» WHAT IS NEEDED
With the pictures omitted, write out the entries that follow exactly as they stand.

» LISTING
● ● ● ● ●

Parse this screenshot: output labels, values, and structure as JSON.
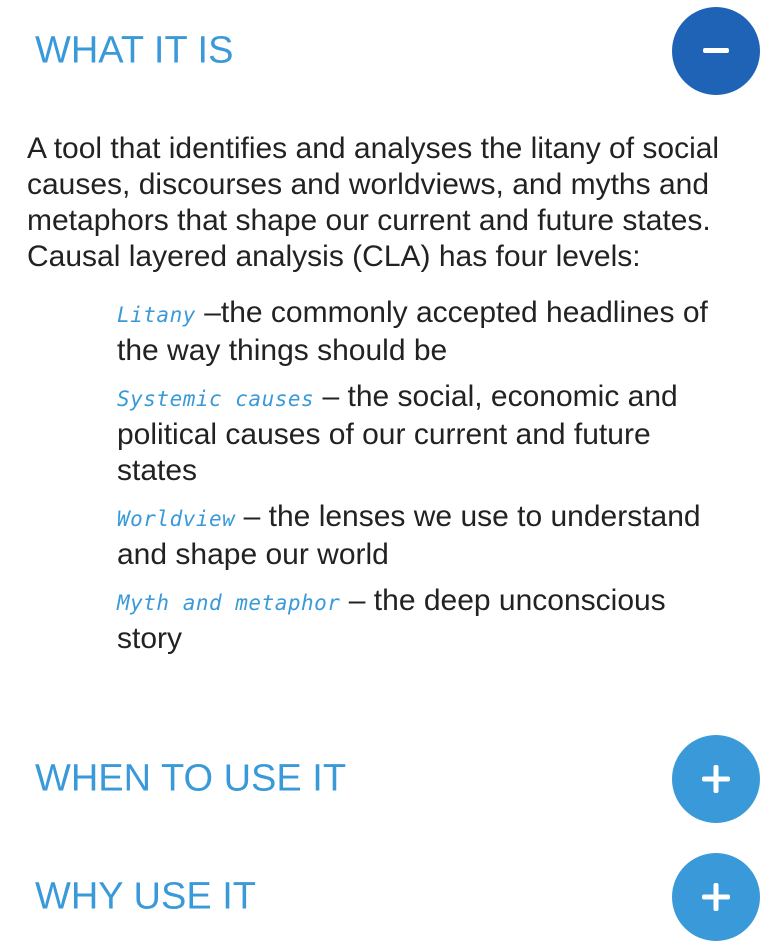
{
  "sections": [
    {
      "title": "WHAT IT IS",
      "state": "expanded",
      "toggle_icon": "minus-icon",
      "color": "#1e63b5"
    },
    {
      "title": "WHEN TO USE IT",
      "state": "collapsed",
      "toggle_icon": "plus-icon",
      "color": "#3a9ad9"
    },
    {
      "title": "WHY USE IT",
      "state": "collapsed",
      "toggle_icon": "plus-icon",
      "color": "#3a9ad9"
    }
  ],
  "what_it_is": {
    "intro": "A tool that identifies and analyses the litany of social causes, discourses and worldviews, and myths and metaphors that shape our current and future states. Causal layered analysis (CLA) has four levels:",
    "levels": [
      {
        "term": "Litany",
        "desc": "–the commonly accepted headlines of the way things should be"
      },
      {
        "term": "Systemic causes",
        "desc": "– the social, economic and political causes of our current and future states"
      },
      {
        "term": "Worldview",
        "desc": "– the lenses we use to understand and shape our world"
      },
      {
        "term": "Myth and metaphor",
        "desc": "– the deep unconscious story"
      }
    ]
  },
  "colors": {
    "title": "#3a9ad9",
    "toggle_active": "#1e63b5",
    "toggle_inactive": "#3a9ad9",
    "body_text": "#222222",
    "term_text": "#3a9ad9"
  }
}
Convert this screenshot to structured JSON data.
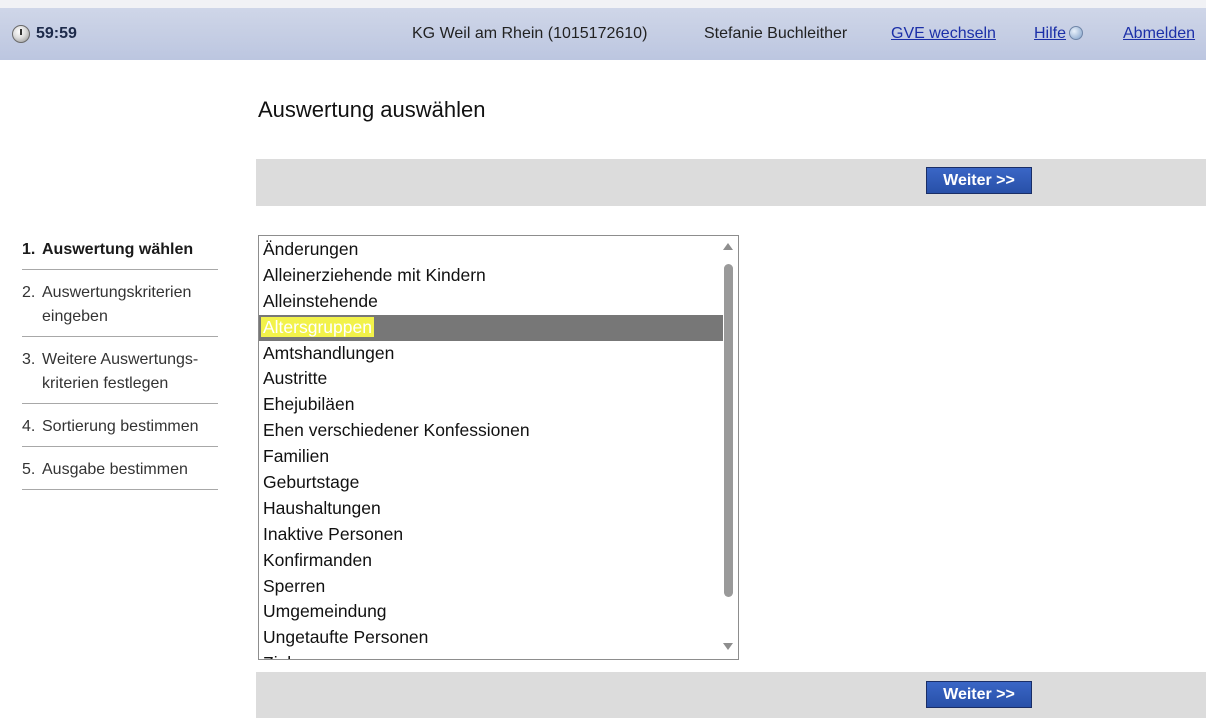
{
  "header": {
    "timer": "59:59",
    "parish": "KG Weil am Rhein (1015172610)",
    "user": "Stefanie Buchleither",
    "switch_link": "GVE wechseln",
    "help_link": "Hilfe",
    "logout_link": "Abmelden"
  },
  "page": {
    "title": "Auswertung auswählen",
    "next_button": "Weiter >>"
  },
  "steps": [
    {
      "number": "1.",
      "label": "Auswertung wählen",
      "active": true
    },
    {
      "number": "2.",
      "label": "Auswertungskriterien eingeben"
    },
    {
      "number": "3.",
      "label": "Weitere Auswertungs-kriterien festlegen"
    },
    {
      "number": "4.",
      "label": "Sortierung bestimmen"
    },
    {
      "number": "5.",
      "label": "Ausgabe bestimmen"
    }
  ],
  "evaluation_list": {
    "selected": "Altersgruppen",
    "options": [
      "Änderungen",
      "Alleinerziehende mit Kindern",
      "Alleinstehende",
      "Altersgruppen",
      "Amtshandlungen",
      "Austritte",
      "Ehejubiläen",
      "Ehen verschiedener Konfessionen",
      "Familien",
      "Geburtstage",
      "Haushaltungen",
      "Inaktive Personen",
      "Konfirmanden",
      "Sperren",
      "Umgemeindung",
      "Ungetaufte Personen",
      "Zielgruppen"
    ]
  },
  "colors": {
    "header_bg": "#c4cde4",
    "button_bg": "#2f59b8",
    "bar_bg": "#dcdcdc",
    "selection_bg": "#777777",
    "highlight": "#f2f24a"
  }
}
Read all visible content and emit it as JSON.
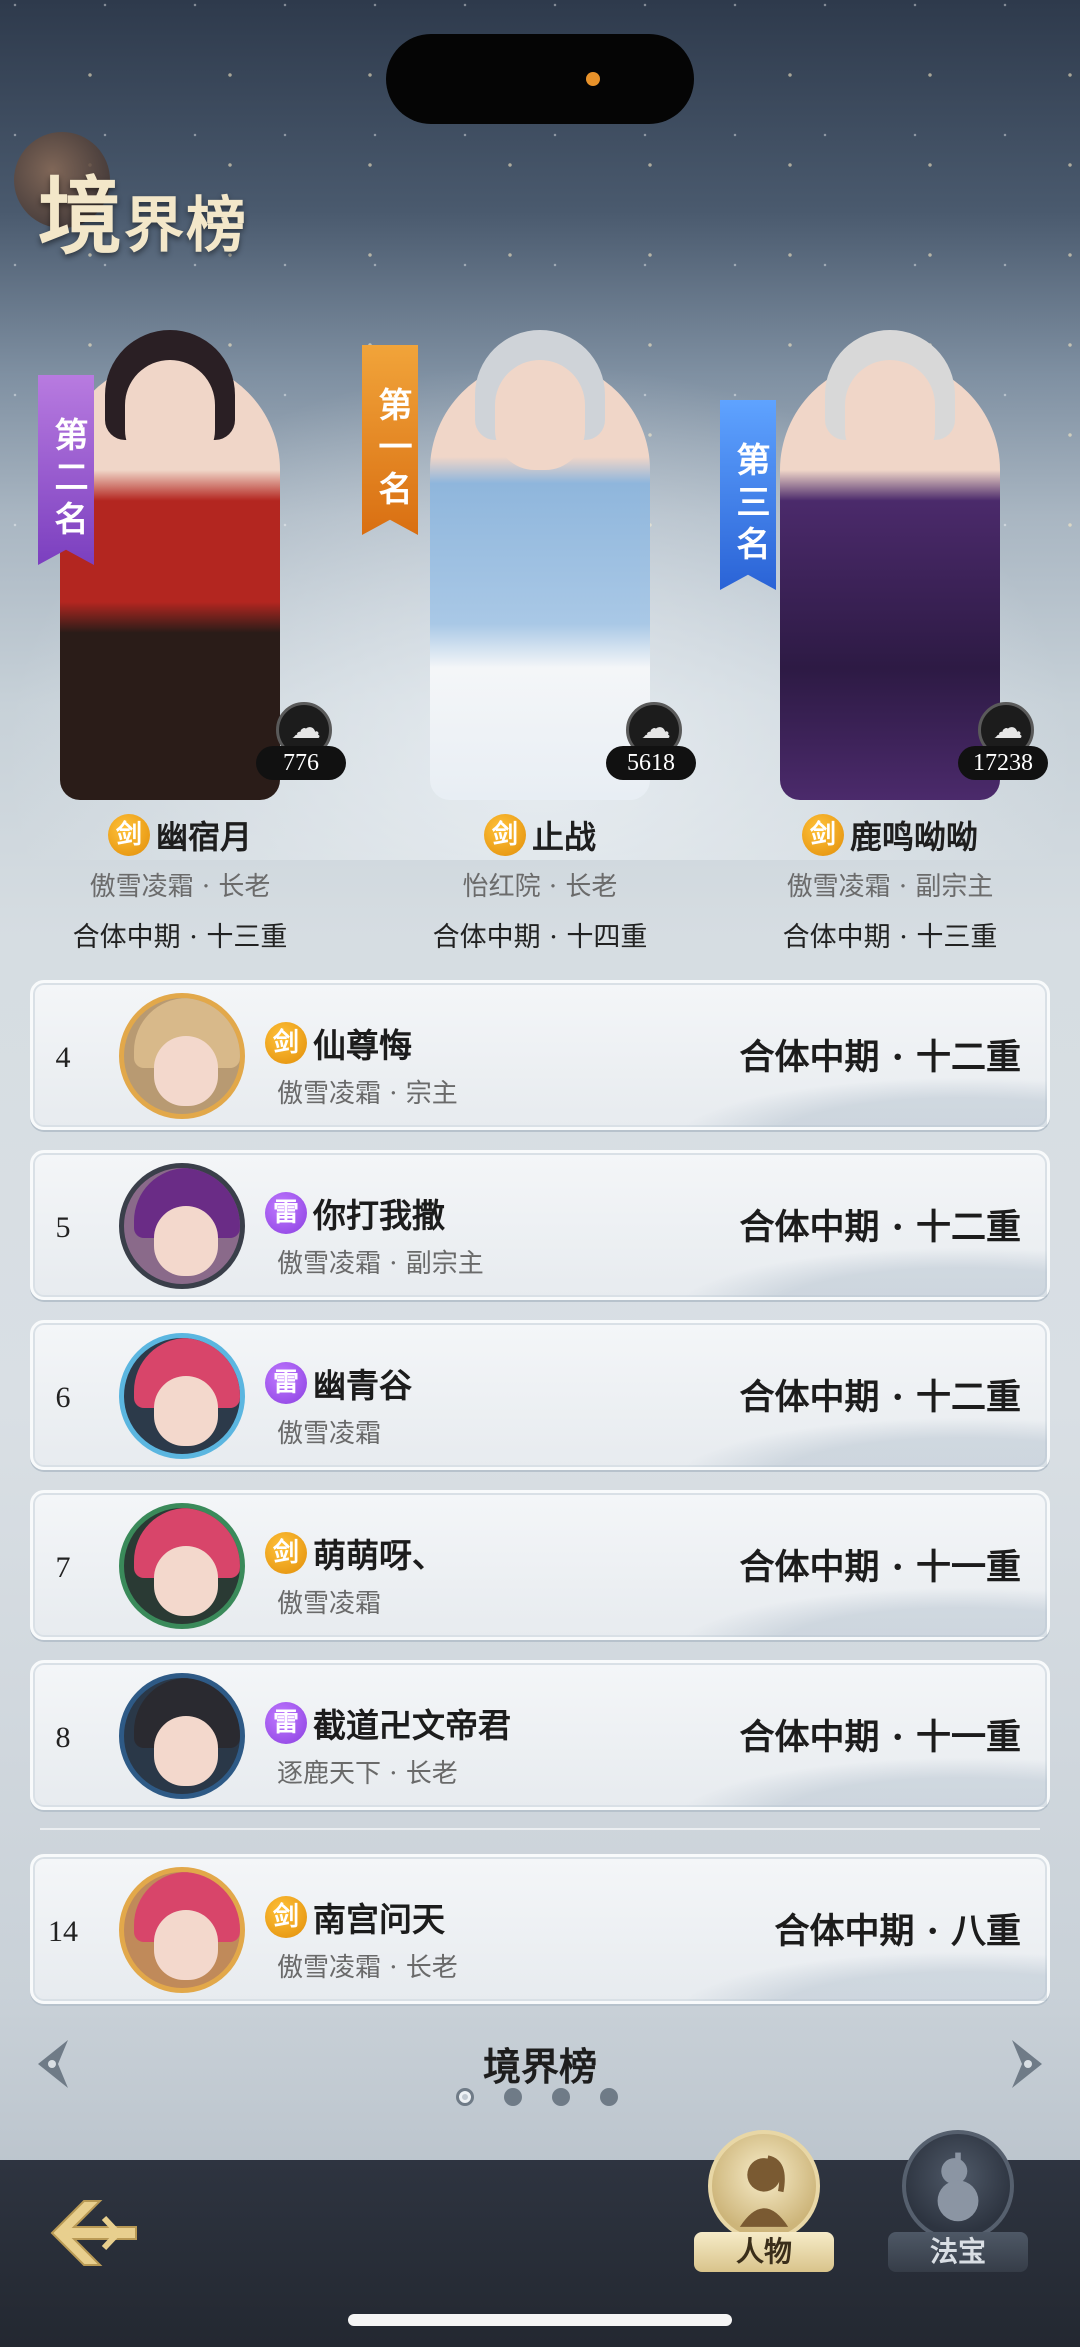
{
  "page": {
    "title_big": "境",
    "title_rest": "界榜"
  },
  "top3": [
    {
      "banner": "第二名",
      "fans": "776",
      "element": "剑",
      "element_kind": "sword",
      "name": "幽宿月",
      "sect": "傲雪凌霜 · 长老",
      "level": "合体中期 · 十三重",
      "hair_color": "#2a1f24",
      "outfit_color": "#b32620"
    },
    {
      "banner": "第一名",
      "fans": "5618",
      "element": "剑",
      "element_kind": "sword",
      "name": "止战",
      "sect": "怡红院 · 长老",
      "level": "合体中期 · 十四重",
      "hair_color": "#cfd3d8",
      "outfit_color": "#8fb6dc"
    },
    {
      "banner": "第三名",
      "fans": "17238",
      "element": "剑",
      "element_kind": "sword",
      "name": "鹿鸣呦呦",
      "sect": "傲雪凌霜 · 副宗主",
      "level": "合体中期 · 十三重",
      "hair_color": "#d8d8d8",
      "outfit_color": "#4b2a6b"
    }
  ],
  "list": [
    {
      "rank": "4",
      "element": "剑",
      "element_kind": "sword",
      "name": "仙尊悔",
      "sect": "傲雪凌霜 · 宗主",
      "level": "合体中期 · 十二重",
      "hair_color": "#d8b98a",
      "ring_color": "#e2a84a"
    },
    {
      "rank": "5",
      "element": "雷",
      "element_kind": "thunder",
      "name": "你打我撒",
      "sect": "傲雪凌霜 · 副宗主",
      "level": "合体中期 · 十二重",
      "hair_color": "#6a2c86",
      "ring_color": "#2a2f3a"
    },
    {
      "rank": "6",
      "element": "雷",
      "element_kind": "thunder",
      "name": "幽青谷",
      "sect": "傲雪凌霜",
      "level": "合体中期 · 十二重",
      "hair_color": "#d8456a",
      "ring_color": "#5bb6e0"
    },
    {
      "rank": "7",
      "element": "剑",
      "element_kind": "sword",
      "name": "萌萌呀、",
      "sect": "傲雪凌霜",
      "level": "合体中期 · 十一重",
      "hair_color": "#d8456a",
      "ring_color": "#3a8a5a"
    },
    {
      "rank": "8",
      "element": "雷",
      "element_kind": "thunder",
      "name": "截道卍文帝君",
      "sect": "逐鹿天下 · 长老",
      "level": "合体中期 · 十一重",
      "hair_color": "#2a2a30",
      "ring_color": "#2e5a86"
    }
  ],
  "self_row": {
    "rank": "14",
    "element": "剑",
    "element_kind": "sword",
    "name": "南宫问天",
    "sect": "傲雪凌霜 · 长老",
    "level": "合体中期 · 八重",
    "hair_color": "#d8456a",
    "ring_color": "#e2a84a"
  },
  "footer": {
    "title": "境界榜",
    "page_count": 4,
    "active_page": 1
  },
  "tabs": {
    "person": "人物",
    "treasure": "法宝"
  }
}
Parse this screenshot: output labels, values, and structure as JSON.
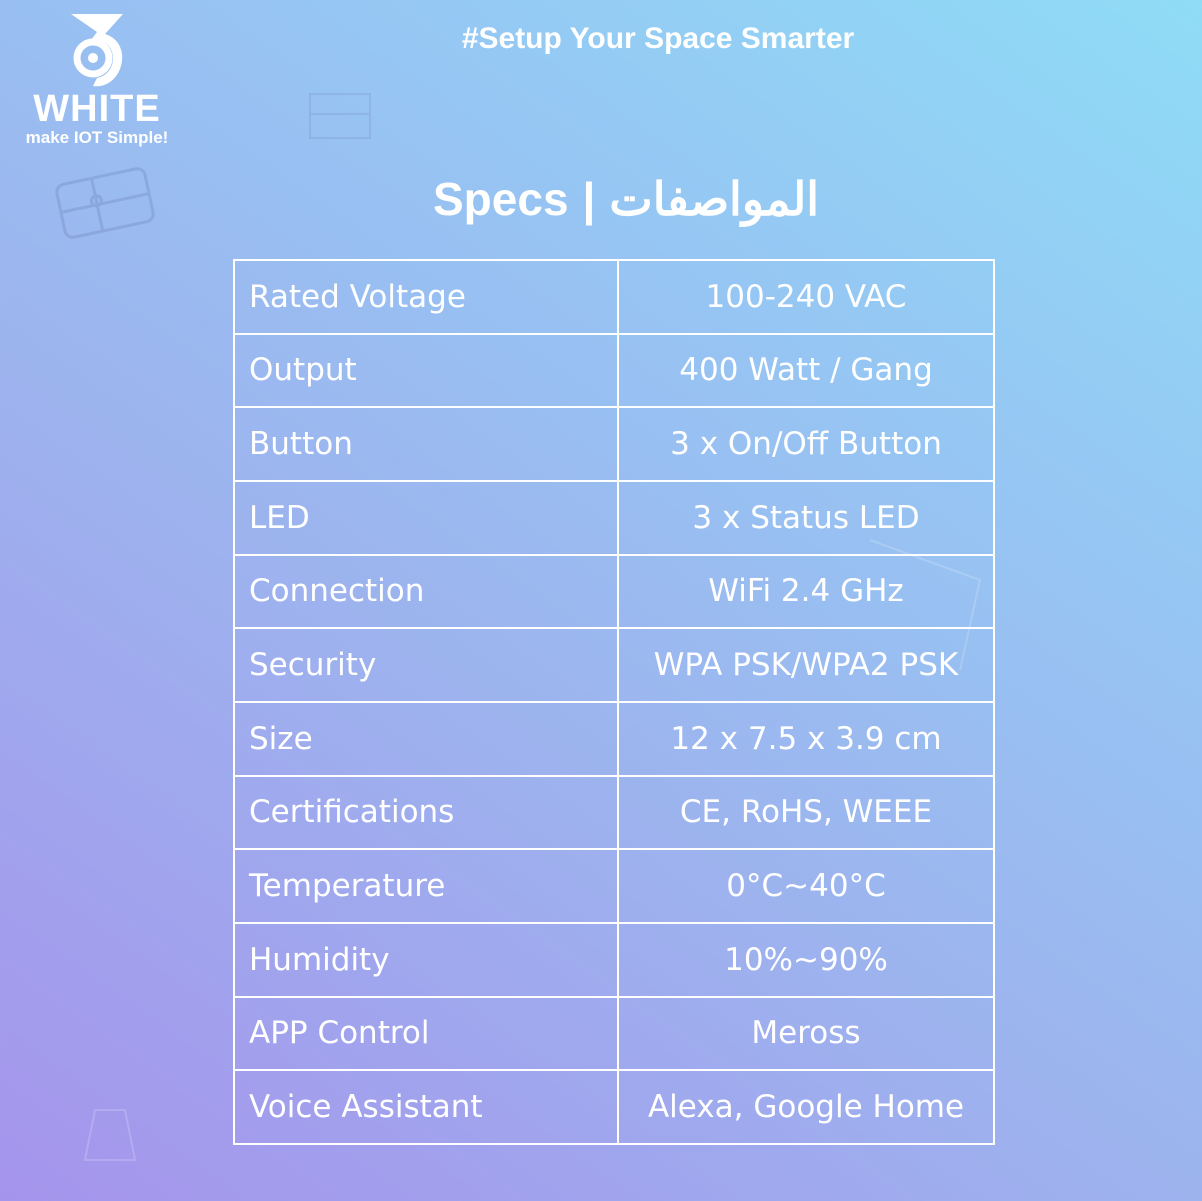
{
  "brand": {
    "name": "WHITE",
    "tagline": "make IOT Simple!",
    "logo_icon": "white-iot-logo-icon"
  },
  "header": {
    "tagline": "#Setup Your Space Smarter",
    "title_en": "Specs",
    "title_separator": "|",
    "title_ar": "المواصفات"
  },
  "specs": {
    "rows": [
      {
        "label": "Rated Voltage",
        "value": "100-240 VAC"
      },
      {
        "label": "Output",
        "value": "400 Watt / Gang"
      },
      {
        "label": "Button",
        "value": "3 x On/Off Button"
      },
      {
        "label": "LED",
        "value": "3 x Status LED"
      },
      {
        "label": "Connection",
        "value": "WiFi 2.4 GHz"
      },
      {
        "label": "Security",
        "value": "WPA PSK/WPA2 PSK"
      },
      {
        "label": "Size",
        "value": "12 x 7.5 x 3.9 cm"
      },
      {
        "label": "Certifications",
        "value": "CE, RoHS, WEEE"
      },
      {
        "label": "Temperature",
        "value": "0°C~40°C"
      },
      {
        "label": "Humidity",
        "value": "10%~90%"
      },
      {
        "label": "APP Control",
        "value": "Meross"
      },
      {
        "label": "Voice Assistant",
        "value": "Alexa, Google Home"
      }
    ]
  },
  "colors": {
    "background_top_right": "#8fdcf6",
    "background_bottom_left": "#a594ec",
    "text": "#ffffff",
    "table_border": "#ffffff"
  }
}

● ● ● ● ●

» SOLUTION TO THE PROBLEM
Parse this screenshot: output labels, values, and structure as JSON.
{
  "sections": [
    {
      "title": "WHAT IT IS",
      "state": "expanded",
      "toggle_icon": "minus-icon",
      "color": "#1e63b5"
    },
    {
      "title": "WHEN TO USE IT",
      "state": "collapsed",
      "toggle_icon": "plus-icon",
      "color": "#3a9ad9"
    },
    {
      "title": "WHY USE IT",
      "state": "collapsed",
      "toggle_icon": "plus-icon",
      "color": "#3a9ad9"
    }
  ],
  "what_it_is": {
    "intro": "A tool that identifies and analyses the litany of social causes, discourses and worldviews, and myths and metaphors that shape our current and future states. Causal layered analysis (CLA) has four levels:",
    "levels": [
      {
        "term": "Litany",
        "desc": "–the commonly accepted headlines of the way things should be"
      },
      {
        "term": "Systemic causes",
        "desc": "– the social, economic and political causes of our current and future states"
      },
      {
        "term": "Worldview",
        "desc": "– the lenses we use to understand and shape our world"
      },
      {
        "term": "Myth and metaphor",
        "desc": "– the deep unconscious story"
      }
    ]
  },
  "colors": {
    "title": "#3a9ad9",
    "toggle_active": "#1e63b5",
    "toggle_inactive": "#3a9ad9",
    "body_text": "#222222",
    "term_text": "#3a9ad9"
  }
}
Convert this screenshot to structured JSON data.
{
  "header": {
    "timer": "59:59",
    "parish": "KG Weil am Rhein (1015172610)",
    "user": "Stefanie Buchleither",
    "switch_link": "GVE wechseln",
    "help_link": "Hilfe",
    "logout_link": "Abmelden"
  },
  "page": {
    "title": "Auswertung auswählen",
    "next_button": "Weiter >>"
  },
  "steps": [
    {
      "number": "1.",
      "label": "Auswertung wählen",
      "active": true
    },
    {
      "number": "2.",
      "label": "Auswertungskriterien eingeben"
    },
    {
      "number": "3.",
      "label": "Weitere Auswertungs-kriterien festlegen"
    },
    {
      "number": "4.",
      "label": "Sortierung bestimmen"
    },
    {
      "number": "5.",
      "label": "Ausgabe bestimmen"
    }
  ],
  "evaluation_list": {
    "selected": "Altersgruppen",
    "options": [
      "Änderungen",
      "Alleinerziehende mit Kindern",
      "Alleinstehende",
      "Altersgruppen",
      "Amtshandlungen",
      "Austritte",
      "Ehejubiläen",
      "Ehen verschiedener Konfessionen",
      "Familien",
      "Geburtstage",
      "Haushaltungen",
      "Inaktive Personen",
      "Konfirmanden",
      "Sperren",
      "Umgemeindung",
      "Ungetaufte Personen",
      "Zielgruppen"
    ]
  },
  "colors": {
    "header_bg": "#c4cde4",
    "button_bg": "#2f59b8",
    "bar_bg": "#dcdcdc",
    "selection_bg": "#777777",
    "highlight": "#f2f24a"
  }
}
Read all visible content and emit it as JSON.
{
  "page": {
    "title_big": "境",
    "title_rest": "界榜"
  },
  "top3": [
    {
      "banner": "第二名",
      "fans": "776",
      "element": "剑",
      "element_kind": "sword",
      "name": "幽宿月",
      "sect": "傲雪凌霜 · 长老",
      "level": "合体中期 · 十三重",
      "hair_color": "#2a1f24",
      "outfit_color": "#b32620"
    },
    {
      "banner": "第一名",
      "fans": "5618",
      "element": "剑",
      "element_kind": "sword",
      "name": "止战",
      "sect": "怡红院 · 长老",
      "level": "合体中期 · 十四重",
      "hair_color": "#cfd3d8",
      "outfit_color": "#8fb6dc"
    },
    {
      "banner": "第三名",
      "fans": "17238",
      "element": "剑",
      "element_kind": "sword",
      "name": "鹿鸣呦呦",
      "sect": "傲雪凌霜 · 副宗主",
      "level": "合体中期 · 十三重",
      "hair_color": "#d8d8d8",
      "outfit_color": "#4b2a6b"
    }
  ],
  "list": [
    {
      "rank": "4",
      "element": "剑",
      "element_kind": "sword",
      "name": "仙尊悔",
      "sect": "傲雪凌霜 · 宗主",
      "level": "合体中期 · 十二重",
      "hair_color": "#d8b98a",
      "ring_color": "#e2a84a"
    },
    {
      "rank": "5",
      "element": "雷",
      "element_kind": "thunder",
      "name": "你打我撒",
      "sect": "傲雪凌霜 · 副宗主",
      "level": "合体中期 · 十二重",
      "hair_color": "#6a2c86",
      "ring_color": "#2a2f3a"
    },
    {
      "rank": "6",
      "element": "雷",
      "element_kind": "thunder",
      "name": "幽青谷",
      "sect": "傲雪凌霜",
      "level": "合体中期 · 十二重",
      "hair_color": "#d8456a",
      "ring_color": "#5bb6e0"
    },
    {
      "rank": "7",
      "element": "剑",
      "element_kind": "sword",
      "name": "萌萌呀、",
      "sect": "傲雪凌霜",
      "level": "合体中期 · 十一重",
      "hair_color": "#d8456a",
      "ring_color": "#3a8a5a"
    },
    {
      "rank": "8",
      "element": "雷",
      "element_kind": "thunder",
      "name": "截道卍文帝君",
      "sect": "逐鹿天下 · 长老",
      "level": "合体中期 · 十一重",
      "hair_color": "#2a2a30",
      "ring_color": "#2e5a86"
    }
  ],
  "self_row": {
    "rank": "14",
    "element": "剑",
    "element_kind": "sword",
    "name": "南宫问天",
    "sect": "傲雪凌霜 · 长老",
    "level": "合体中期 · 八重",
    "hair_color": "#d8456a",
    "ring_color": "#e2a84a"
  },
  "footer": {
    "title": "境界榜",
    "page_count": 4,
    "active_page": 1
  },
  "tabs": {
    "person": "人物",
    "treasure": "法宝"
  }
}
Parse this screenshot: output labels, values, and structure as JSON.
{
  "brand": {
    "name": "WHITE",
    "tagline": "make IOT Simple!",
    "logo_icon": "white-iot-logo-icon"
  },
  "header": {
    "tagline": "#Setup Your Space Smarter",
    "title_en": "Specs",
    "title_separator": "|",
    "title_ar": "المواصفات"
  },
  "specs": {
    "rows": [
      {
        "label": "Rated Voltage",
        "value": "100-240 VAC"
      },
      {
        "label": "Output",
        "value": "400 Watt / Gang"
      },
      {
        "label": "Button",
        "value": "3 x On/Off Button"
      },
      {
        "label": "LED",
        "value": "3 x Status LED"
      },
      {
        "label": "Connection",
        "value": "WiFi 2.4 GHz"
      },
      {
        "label": "Security",
        "value": "WPA PSK/WPA2 PSK"
      },
      {
        "label": "Size",
        "value": "12 x 7.5 x 3.9 cm"
      },
      {
        "label": "Certifications",
        "value": "CE, RoHS, WEEE"
      },
      {
        "label": "Temperature",
        "value": "0°C~40°C"
      },
      {
        "label": "Humidity",
        "value": "10%~90%"
      },
      {
        "label": "APP Control",
        "value": "Meross"
      },
      {
        "label": "Voice Assistant",
        "value": "Alexa, Google Home"
      }
    ]
  },
  "colors": {
    "background_top_right": "#8fdcf6",
    "background_bottom_left": "#a594ec",
    "text": "#ffffff",
    "table_border": "#ffffff"
  }
}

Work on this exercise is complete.